## Begin

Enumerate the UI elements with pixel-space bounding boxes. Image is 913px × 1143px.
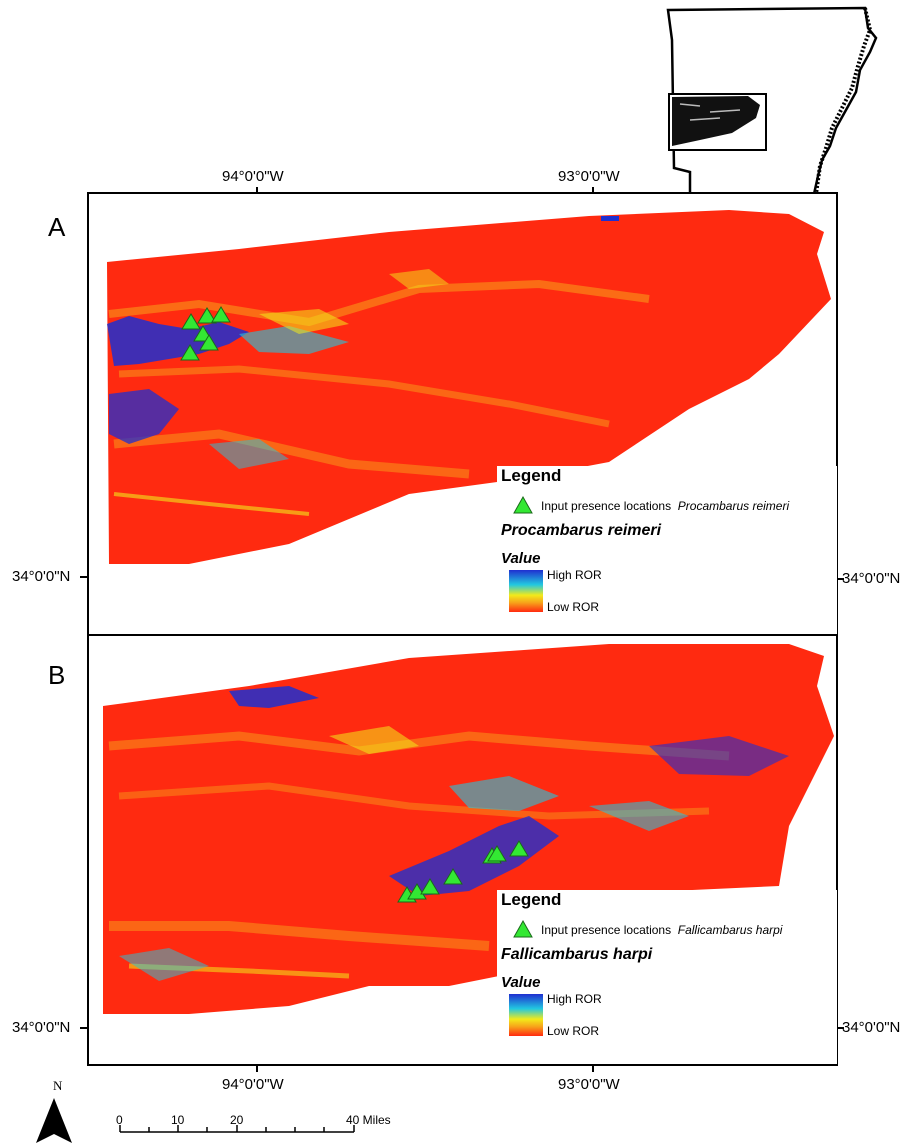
tick-right-a <box>838 578 844 580</box>
color-ramp <box>509 994 543 1036</box>
presence-marker <box>509 840 529 857</box>
ramp-high-label: High ROR <box>547 568 602 582</box>
presence-label: Input presence locations <box>541 923 672 937</box>
presence-marker-icon <box>513 496 533 514</box>
tick-right-b <box>838 1027 844 1029</box>
north-arrow-icon <box>36 1098 72 1143</box>
legend-title: Legend <box>501 466 562 485</box>
scale-tick-10: 10 <box>171 1113 185 1127</box>
lat-label-left-a: 34°0'0"N <box>12 568 71 585</box>
inset-locator-map <box>666 6 878 196</box>
presence-marker <box>420 878 440 895</box>
legend-presence-row: Input presence locations Fallicambarus h… <box>541 923 782 937</box>
legend-a: Legend Input presence locations Procamba… <box>497 466 837 634</box>
scale-bar <box>119 1125 355 1133</box>
presence-markers-b <box>397 840 529 903</box>
north-label: N <box>53 1078 63 1093</box>
presence-marker <box>199 334 219 351</box>
presence-marker <box>181 313 201 330</box>
scale-tick-20: 20 <box>230 1113 244 1127</box>
color-ramp <box>509 570 543 612</box>
map-frame-a: Legend Input presence locations Procamba… <box>87 192 838 636</box>
species-heading: Procambarus reimeri <box>501 522 662 539</box>
tick-left-a <box>80 576 87 578</box>
ramp-high-label: High ROR <box>547 992 602 1006</box>
tick-top-1 <box>256 187 258 193</box>
raster-map-a <box>107 210 831 564</box>
presence-species: Fallicambarus harpi <box>677 923 783 937</box>
species-heading: Fallicambarus harpi <box>501 946 653 963</box>
legend-b: Legend Input presence locations Fallicam… <box>497 890 837 1064</box>
presence-marker <box>407 883 427 900</box>
tick-left-b <box>80 1027 87 1029</box>
ramp-low-label: Low ROR <box>547 1024 600 1038</box>
scale-tick-0: 0 <box>116 1113 123 1127</box>
presence-marker <box>180 344 200 361</box>
study-area-raster-inset <box>672 96 760 146</box>
presence-marker <box>211 306 231 323</box>
ramp-low-label: Low ROR <box>547 600 600 614</box>
tick-top-2 <box>592 187 594 193</box>
raster-map-b <box>103 644 834 1014</box>
presence-marker-icon <box>513 920 533 938</box>
lon-label-top-1: 94°0'0"W <box>222 168 284 185</box>
lat-label-right-b: 34°0'0"N <box>842 1019 901 1036</box>
tick-bottom-1 <box>256 1066 258 1072</box>
lat-label-right-a: 34°0'0"N <box>842 570 901 587</box>
presence-label: Input presence locations <box>541 499 672 513</box>
study-area-b <box>103 644 834 1014</box>
presence-marker <box>487 845 507 862</box>
legend-title: Legend <box>501 890 562 909</box>
lat-label-left-b: 34°0'0"N <box>12 1019 71 1036</box>
panel-letter-b: B <box>48 660 66 690</box>
presence-marker <box>197 307 217 324</box>
map-frame-b: Legend Input presence locations Fallicam… <box>87 634 838 1066</box>
presence-marker <box>443 868 463 885</box>
study-area-a <box>107 210 831 564</box>
lon-label-bottom-1: 94°0'0"W <box>222 1076 284 1093</box>
panel-letter-a: A <box>48 212 66 242</box>
value-heading: Value <box>501 974 541 991</box>
lon-label-bottom-2: 93°0'0"W <box>558 1076 620 1093</box>
legend-presence-row: Input presence locations Procambarus rei… <box>541 499 789 513</box>
lon-label-top-2: 93°0'0"W <box>558 168 620 185</box>
scale-tick-40-miles: 40 Miles <box>346 1113 391 1127</box>
value-heading: Value <box>501 550 541 567</box>
presence-species: Procambarus reimeri <box>677 499 790 513</box>
tick-bottom-2 <box>592 1066 594 1072</box>
presence-markers-a <box>180 306 231 361</box>
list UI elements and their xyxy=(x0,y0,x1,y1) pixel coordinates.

## End

● **WHAT THE EXERCISE ASKS**: Turn every line of the material into a numbered list, skipping blank lines and leaving the pictures out.

● **REPLY TO THE TASK**:
1. Enumerate the UI elements with pixel-space bounding boxes. Image is 913px × 1143px.
2. tick-right-a <box>838 578 844 580</box>
3. color-ramp <box>509 994 543 1036</box>
4. presence-marker <box>509 840 529 857</box>
5. ramp-high-label: High ROR <box>547 568 602 582</box>
6. presence-label: Input presence locations <box>541 923 672 937</box>
7. presence-marker-icon <box>513 496 533 514</box>
8. tick-right-b <box>838 1027 844 1029</box>
9. north-arrow-icon <box>36 1098 72 1143</box>
10. legend-title: Legend <box>501 466 562 485</box>
11. scale-tick-10: 10 <box>171 1113 185 1127</box>
12. lat-label-left-a: 34°0'0"N <box>12 568 71 585</box>
13. inset-locator-map <box>666 6 878 196</box>
14. presence-marker <box>420 878 440 895</box>
15. legend-presence-row: Input presence locations Fallicambarus h… <box>541 923 782 937</box>
16. legend-a: Legend Input presence locations Procamba… <box>497 466 837 634</box>
17. scale-bar <box>119 1125 355 1133</box>
18. presence-markers-b <box>397 840 529 903</box>
19. north-label: N <box>53 1078 63 1093</box>
20. presence-marker <box>199 334 219 351</box>
21. presence-marker <box>181 313 201 330</box>
22. scale-tick-20: 20 <box>230 1113 244 1127</box>
23. color-ramp <box>509 570 543 612</box>
24. map-frame-a: Legend Input presence locations Procamba… <box>87 192 838 636</box>
25. species-heading: Procambarus reimeri <box>501 522 662 539</box>
26. tick-left-a <box>80 576 87 578</box>
27. ramp-high-label: High ROR <box>547 992 602 1006</box>
28. tick-top-1 <box>256 187 258 193</box>
29. raster-map-a <box>107 210 831 564</box>
30. presence-species: Fallicambarus harpi <box>677 923 783 937</box>
31. species-heading: Fallicambarus harpi <box>501 946 653 963</box>
32. legend-b: Legend Input presence locations Fallicam… <box>497 890 837 1064</box>
33. presence-marker <box>407 883 427 900</box>
34. tick-left-b <box>80 1027 87 1029</box>
35. ramp-low-label: Low ROR <box>547 1024 600 1038</box>
36. scale-tick-0: 0 <box>116 1113 123 1127</box>
37. presence-marker <box>180 344 200 361</box>
38. study-area-raster-inset <box>672 96 760 146</box>
39. presence-marker <box>211 306 231 323</box>
40. ramp-low-label: Low ROR <box>547 600 600 614</box>
41. tick-top-2 <box>592 187 594 193</box>
42. raster-map-b <box>103 644 834 1014</box>
43. presence-marker-icon <box>513 920 533 938</box>
44. lon-label-top-1: 94°0'0"W <box>222 168 284 185</box>
45. lat-label-right-b: 34°0'0"N <box>842 1019 901 1036</box>
46. tick-bottom-1 <box>256 1066 258 1072</box>
47. lat-label-right-a: 34°0'0"N <box>842 570 901 587</box>
48. presence-label: Input presence locations <box>541 499 672 513</box>
49. study-area-b <box>103 644 834 1014</box>
50. presence-marker <box>487 845 507 862</box>
51. legend-title: Legend <box>501 890 562 909</box>
52. lat-label-left-b: 34°0'0"N <box>12 1019 71 1036</box>
53. panel-letter-b: B <box>48 660 66 690</box>
54. presence-marker <box>197 307 217 324</box>
55. map-frame-b: Legend Input presence locations Fallicam… <box>87 634 838 1066</box>
56. presence-marker <box>443 868 463 885</box>
57. study-area-a <box>107 210 831 564</box>
58. lon-label-bottom-1: 94°0'0"W <box>222 1076 284 1093</box>
59. panel-letter-a: A <box>48 212 66 242</box>
60. value-heading: Value <box>501 974 541 991</box>
61. lon-label-bottom-2: 93°0'0"W <box>558 1076 620 1093</box>
62. legend-presence-row: Input presence locations Procambarus rei… <box>541 499 789 513</box>
63. lon-label-top-2: 93°0'0"W <box>558 168 620 185</box>
64. scale-tick-40-miles: 40 Miles <box>346 1113 391 1127</box>
65. value-heading: Value <box>501 550 541 567</box>
66. presence-species: Procambarus reimeri <box>677 499 790 513</box>
67. tick-bottom-2 <box>592 1066 594 1072</box>
68. presence-markers-a <box>180 306 231 361</box>
69. list UI elements and their xyxy=(x0,y0,x1,y1) pixel coordinates.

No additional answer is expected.